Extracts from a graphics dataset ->
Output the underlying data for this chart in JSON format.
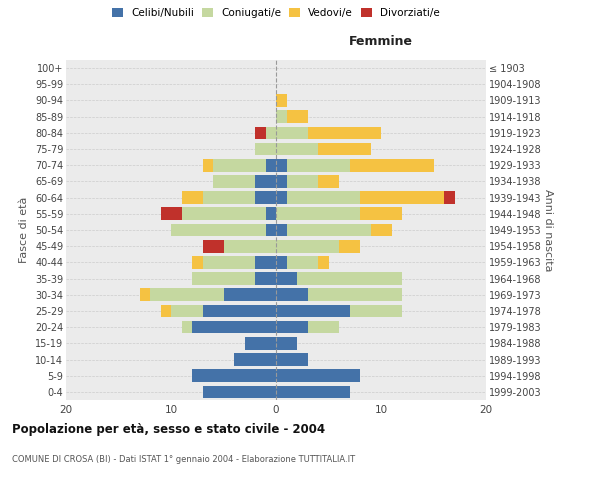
{
  "age_groups": [
    "0-4",
    "5-9",
    "10-14",
    "15-19",
    "20-24",
    "25-29",
    "30-34",
    "35-39",
    "40-44",
    "45-49",
    "50-54",
    "55-59",
    "60-64",
    "65-69",
    "70-74",
    "75-79",
    "80-84",
    "85-89",
    "90-94",
    "95-99",
    "100+"
  ],
  "birth_years": [
    "1999-2003",
    "1994-1998",
    "1989-1993",
    "1984-1988",
    "1979-1983",
    "1974-1978",
    "1969-1973",
    "1964-1968",
    "1959-1963",
    "1954-1958",
    "1949-1953",
    "1944-1948",
    "1939-1943",
    "1934-1938",
    "1929-1933",
    "1924-1928",
    "1919-1923",
    "1914-1918",
    "1909-1913",
    "1904-1908",
    "≤ 1903"
  ],
  "males": {
    "celibi": [
      7,
      8,
      4,
      3,
      8,
      7,
      5,
      2,
      2,
      0,
      1,
      1,
      2,
      2,
      1,
      0,
      0,
      0,
      0,
      0,
      0
    ],
    "coniugati": [
      0,
      0,
      0,
      0,
      1,
      3,
      7,
      6,
      5,
      5,
      9,
      8,
      5,
      4,
      5,
      2,
      1,
      0,
      0,
      0,
      0
    ],
    "vedovi": [
      0,
      0,
      0,
      0,
      0,
      1,
      1,
      0,
      1,
      0,
      0,
      0,
      2,
      0,
      1,
      0,
      0,
      0,
      0,
      0,
      0
    ],
    "divorziati": [
      0,
      0,
      0,
      0,
      0,
      0,
      0,
      0,
      0,
      2,
      0,
      2,
      0,
      0,
      0,
      0,
      1,
      0,
      0,
      0,
      0
    ]
  },
  "females": {
    "nubili": [
      7,
      8,
      3,
      2,
      3,
      7,
      3,
      2,
      1,
      0,
      1,
      0,
      1,
      1,
      1,
      0,
      0,
      0,
      0,
      0,
      0
    ],
    "coniugate": [
      0,
      0,
      0,
      0,
      3,
      5,
      9,
      10,
      3,
      6,
      8,
      8,
      7,
      3,
      6,
      4,
      3,
      1,
      0,
      0,
      0
    ],
    "vedove": [
      0,
      0,
      0,
      0,
      0,
      0,
      0,
      0,
      1,
      2,
      2,
      4,
      8,
      2,
      8,
      5,
      7,
      2,
      1,
      0,
      0
    ],
    "divorziate": [
      0,
      0,
      0,
      0,
      0,
      0,
      0,
      0,
      0,
      0,
      0,
      0,
      1,
      0,
      0,
      0,
      0,
      0,
      0,
      0,
      0
    ]
  },
  "colors": {
    "celibi": "#4472a8",
    "coniugati": "#c5d8a0",
    "vedovi": "#f5c242",
    "divorziati": "#c0312b"
  },
  "xlim": 20,
  "title": "Popolazione per età, sesso e stato civile - 2004",
  "subtitle": "COMUNE DI CROSA (BI) - Dati ISTAT 1° gennaio 2004 - Elaborazione TUTTITALIA.IT",
  "ylabel_left": "Fasce di età",
  "ylabel_right": "Anni di nascita",
  "xlabel_right": "Femmine",
  "background_color": "#ffffff",
  "grid_color": "#cccccc",
  "bar_facecolor": "#ebebeb"
}
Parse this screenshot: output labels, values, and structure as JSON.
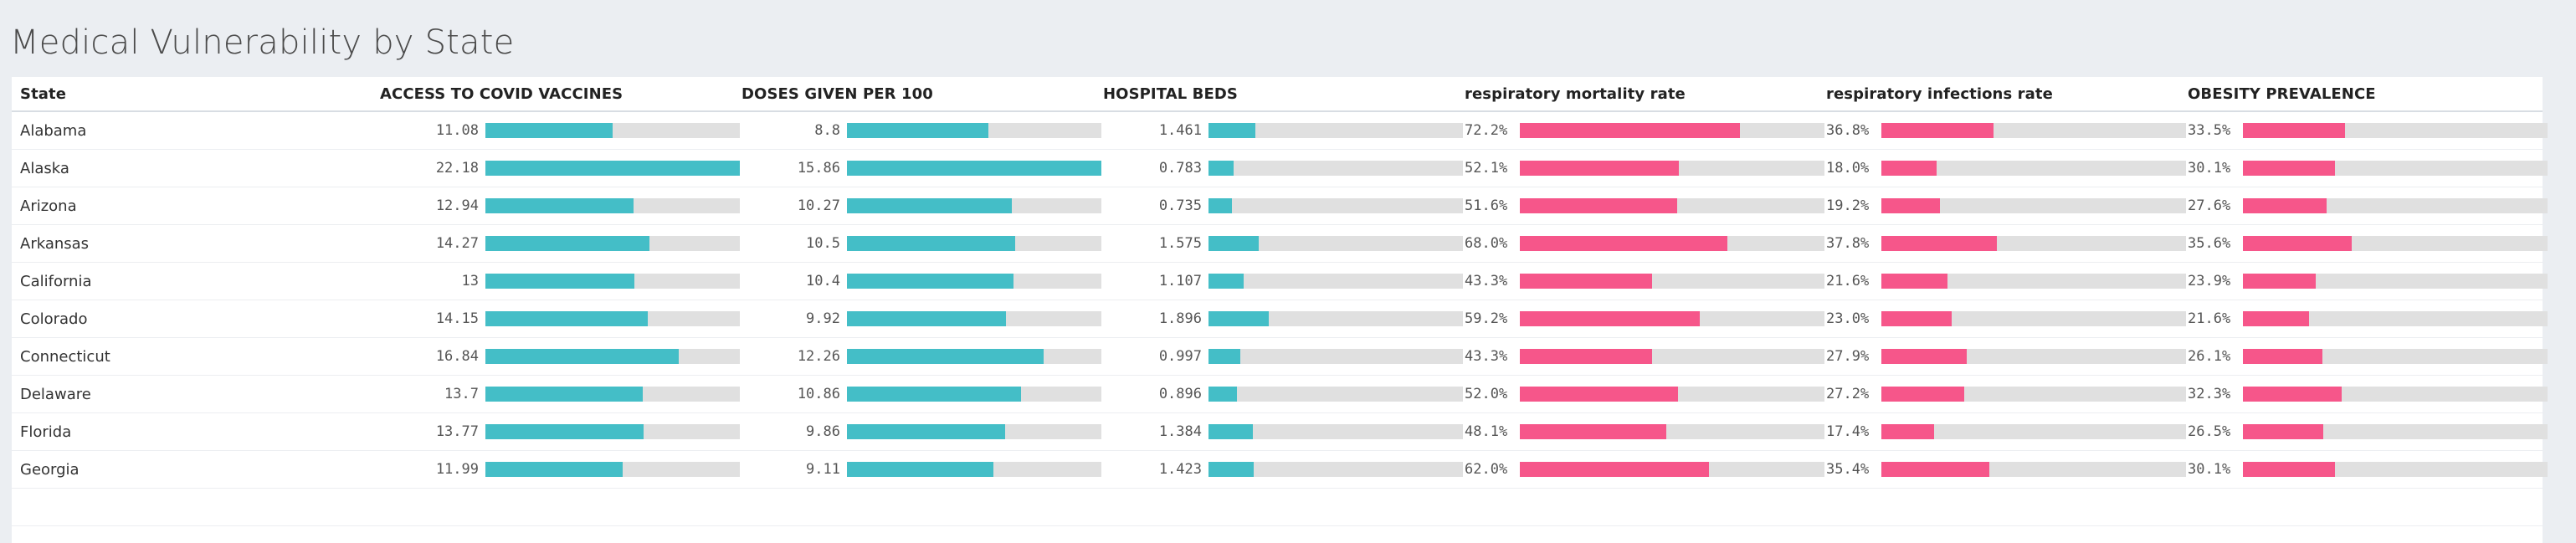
{
  "page": {
    "title": "Medical Vulnerability by State"
  },
  "colors": {
    "background": "#ebeef2",
    "teal_bar": "#44bec7",
    "pink_bar": "#f6568a",
    "bar_track": "#e0e0e0"
  },
  "table": {
    "columns": [
      {
        "label": "State"
      },
      {
        "label": "ACCESS TO COVID VACCINES",
        "max": 22.18,
        "color": "teal",
        "kind": "value"
      },
      {
        "label": "DOSES GIVEN PER 100",
        "max": 15.86,
        "color": "teal",
        "kind": "value"
      },
      {
        "label": "HOSPITAL BEDS",
        "max": 8.0,
        "color": "teal",
        "kind": "value"
      },
      {
        "label": "respiratory mortality rate",
        "max": 100,
        "color": "pink",
        "kind": "percent"
      },
      {
        "label": "respiratory infections rate",
        "max": 100,
        "color": "pink",
        "kind": "percent"
      },
      {
        "label": "OBESITY PREVALENCE",
        "max": 100,
        "color": "pink",
        "kind": "percent"
      }
    ],
    "rows": [
      {
        "state": "Alabama",
        "access": "11.08",
        "doses": "8.8",
        "beds": "1.461",
        "resp_mort": "72.2%",
        "resp_inf": "36.8%",
        "obesity": "33.5%"
      },
      {
        "state": "Alaska",
        "access": "22.18",
        "doses": "15.86",
        "beds": "0.783",
        "resp_mort": "52.1%",
        "resp_inf": "18.0%",
        "obesity": "30.1%"
      },
      {
        "state": "Arizona",
        "access": "12.94",
        "doses": "10.27",
        "beds": "0.735",
        "resp_mort": "51.6%",
        "resp_inf": "19.2%",
        "obesity": "27.6%"
      },
      {
        "state": "Arkansas",
        "access": "14.27",
        "doses": "10.5",
        "beds": "1.575",
        "resp_mort": "68.0%",
        "resp_inf": "37.8%",
        "obesity": "35.6%"
      },
      {
        "state": "California",
        "access": "13",
        "doses": "10.4",
        "beds": "1.107",
        "resp_mort": "43.3%",
        "resp_inf": "21.6%",
        "obesity": "23.9%"
      },
      {
        "state": "Colorado",
        "access": "14.15",
        "doses": "9.92",
        "beds": "1.896",
        "resp_mort": "59.2%",
        "resp_inf": "23.0%",
        "obesity": "21.6%"
      },
      {
        "state": "Connecticut",
        "access": "16.84",
        "doses": "12.26",
        "beds": "0.997",
        "resp_mort": "43.3%",
        "resp_inf": "27.9%",
        "obesity": "26.1%"
      },
      {
        "state": "Delaware",
        "access": "13.7",
        "doses": "10.86",
        "beds": "0.896",
        "resp_mort": "52.0%",
        "resp_inf": "27.2%",
        "obesity": "32.3%"
      },
      {
        "state": "Florida",
        "access": "13.77",
        "doses": "9.86",
        "beds": "1.384",
        "resp_mort": "48.1%",
        "resp_inf": "17.4%",
        "obesity": "26.5%"
      },
      {
        "state": "Georgia",
        "access": "11.99",
        "doses": "9.11",
        "beds": "1.423",
        "resp_mort": "62.0%",
        "resp_inf": "35.4%",
        "obesity": "30.1%"
      }
    ]
  }
}
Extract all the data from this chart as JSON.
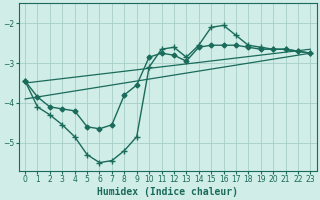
{
  "xlabel": "Humidex (Indice chaleur)",
  "bg_color": "#d0ede8",
  "grid_color": "#a8cfc8",
  "line_color": "#1a6b5a",
  "xlim": [
    -0.5,
    23.5
  ],
  "ylim": [
    -5.7,
    -1.5
  ],
  "yticks": [
    -5,
    -4,
    -3,
    -2
  ],
  "xticks": [
    0,
    1,
    2,
    3,
    4,
    5,
    6,
    7,
    8,
    9,
    10,
    11,
    12,
    13,
    14,
    15,
    16,
    17,
    18,
    19,
    20,
    21,
    22,
    23
  ],
  "series": [
    {
      "x": [
        0,
        1,
        2,
        3,
        4,
        5,
        6,
        7,
        8,
        9,
        10,
        11,
        12,
        13,
        14,
        15,
        16,
        17,
        18,
        19,
        20,
        21,
        22,
        23
      ],
      "y": [
        -3.45,
        -3.85,
        -4.1,
        -4.15,
        -4.2,
        -4.6,
        -4.65,
        -4.55,
        -3.8,
        -3.55,
        -2.85,
        -2.75,
        -2.8,
        -2.95,
        -2.6,
        -2.55,
        -2.55,
        -2.55,
        -2.6,
        -2.65,
        -2.65,
        -2.65,
        -2.7,
        -2.75
      ],
      "marker": "D",
      "markersize": 2.5,
      "linewidth": 1.0
    },
    {
      "x": [
        0,
        23
      ],
      "y": [
        -3.5,
        -2.65
      ],
      "marker": null,
      "linewidth": 0.9
    },
    {
      "x": [
        0,
        1,
        2,
        3,
        4,
        5,
        6,
        7,
        8,
        9,
        10,
        11,
        12,
        13,
        14,
        15,
        16,
        17,
        18,
        19,
        20,
        21,
        22,
        23
      ],
      "y": [
        -3.45,
        -4.1,
        -4.3,
        -4.55,
        -4.85,
        -5.3,
        -5.5,
        -5.45,
        -5.2,
        -4.85,
        -3.1,
        -2.65,
        -2.6,
        -2.85,
        -2.55,
        -2.1,
        -2.05,
        -2.3,
        -2.55,
        -2.6,
        -2.65,
        -2.65,
        -2.7,
        -2.75
      ],
      "marker": "+",
      "markersize": 4,
      "linewidth": 1.0
    },
    {
      "x": [
        0,
        23
      ],
      "y": [
        -3.9,
        -2.75
      ],
      "marker": null,
      "linewidth": 0.9
    }
  ]
}
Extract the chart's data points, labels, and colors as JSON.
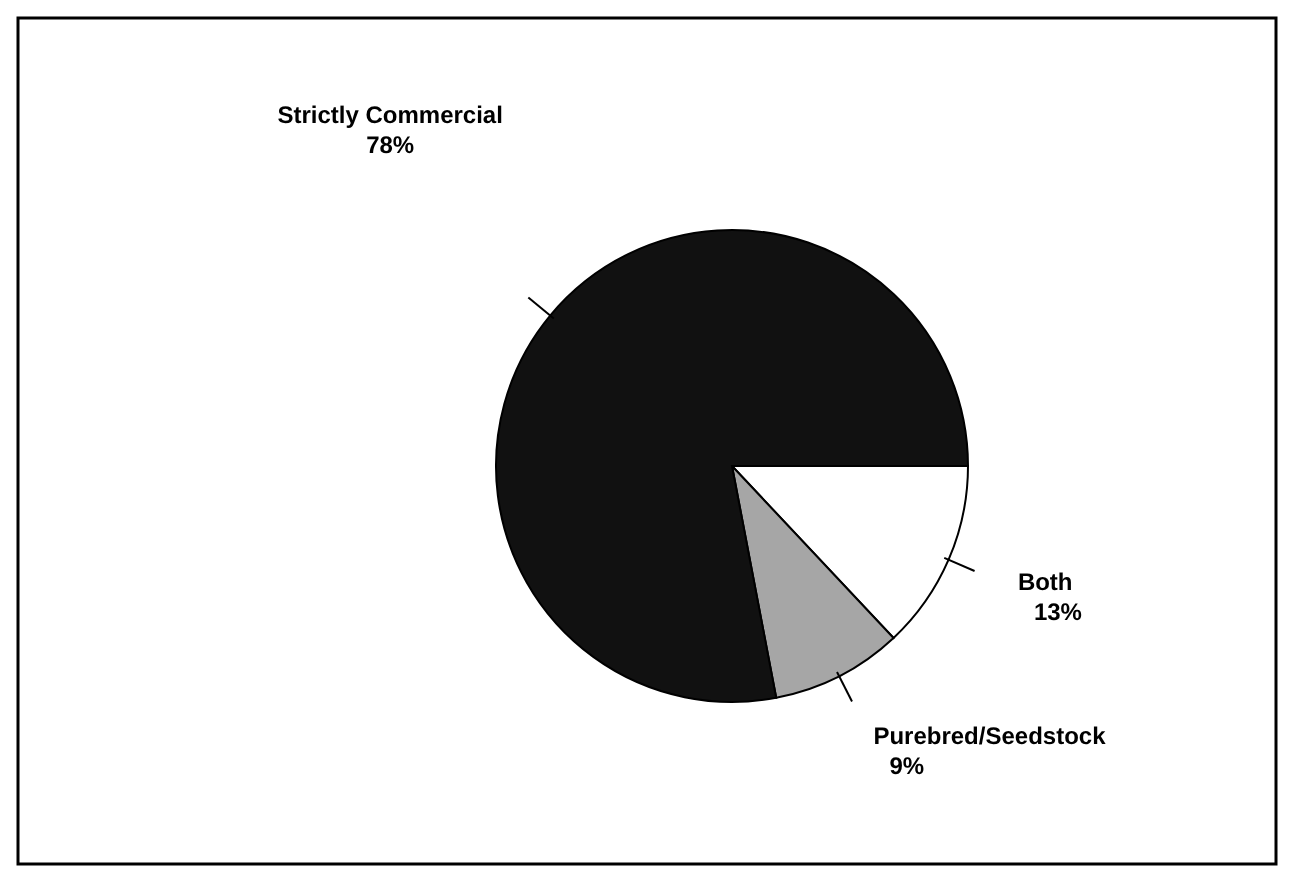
{
  "chart_data": {
    "type": "pie",
    "categories": [
      "Both",
      "Purebred/Seedstock",
      "Strictly Commercial"
    ],
    "values": [
      13,
      9,
      78
    ],
    "colors": [
      "#ffffff",
      "#a6a6a6",
      "#111111"
    ],
    "value_labels": [
      "13%",
      "9%",
      "78%"
    ]
  }
}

Brief ->
Exactly the lines from the one containing "Extract the chart's" to the final line of the entries are wanted; please write them out, both ends included, but not the pictures.

Solution for this task ->
Extract the chart's data points, labels, and colors as JSON.
{
  "chart_data": {
    "type": "pie",
    "categories": [
      "Both",
      "Purebred/Seedstock",
      "Strictly Commercial"
    ],
    "values": [
      13,
      9,
      78
    ],
    "colors": [
      "#ffffff",
      "#a6a6a6",
      "#111111"
    ],
    "value_labels": [
      "13%",
      "9%",
      "78%"
    ]
  }
}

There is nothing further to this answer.